WHAT THE EXERCISE ASKS
Filter the records below and copy every line containing the word "Zone".

──────── INPUT RECORDS ────────

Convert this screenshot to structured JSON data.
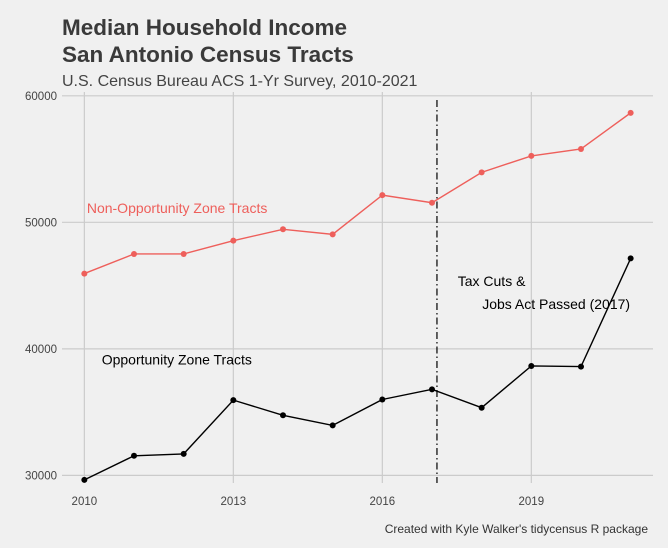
{
  "title_line1": "Median Household Income",
  "title_line2": "San Antonio Census Tracts",
  "subtitle": "U.S. Census Bureau ACS 1-Yr Survey, 2010-2021",
  "caption": "Created with Kyle Walker's tidycensus R package",
  "chart_data": {
    "type": "line",
    "x": [
      2010,
      2011,
      2012,
      2013,
      2014,
      2015,
      2016,
      2017,
      2018,
      2019,
      2020,
      2021
    ],
    "series": [
      {
        "name": "Non-Opportunity Zone Tracts",
        "color": "#ee5f5b",
        "values": [
          45950,
          47500,
          47500,
          48550,
          49450,
          49050,
          52150,
          51550,
          53950,
          55250,
          55800,
          58650
        ]
      },
      {
        "name": "Opportunity Zone Tracts",
        "color": "#000000",
        "values": [
          29650,
          31550,
          31700,
          35950,
          34750,
          33950,
          36000,
          36800,
          35350,
          38650,
          38600,
          47150
        ]
      }
    ],
    "xticks": [
      2010,
      2013,
      2016,
      2019
    ],
    "xtick_labels": [
      "2010",
      "2013",
      "2016",
      "2019"
    ],
    "yticks": [
      30000,
      40000,
      50000,
      60000
    ],
    "ytick_labels": [
      "30000",
      "40000",
      "50000",
      "60000"
    ],
    "xlim": [
      2009.55,
      2021.45
    ],
    "ylim": [
      29400,
      60300
    ],
    "grid": true,
    "vline": {
      "x": 2017.1,
      "style": "dot-dash"
    },
    "annotations": [
      {
        "text": "Tax Cuts &",
        "x": 2018.2,
        "y": 44950
      },
      {
        "text": "Jobs Act Passed (2017)",
        "x": 2019.5,
        "y": 43150
      }
    ]
  }
}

────────

SOLUTION
        "name": "Non-Opportunity Zone Tracts",
        "name": "Opportunity Zone Tracts",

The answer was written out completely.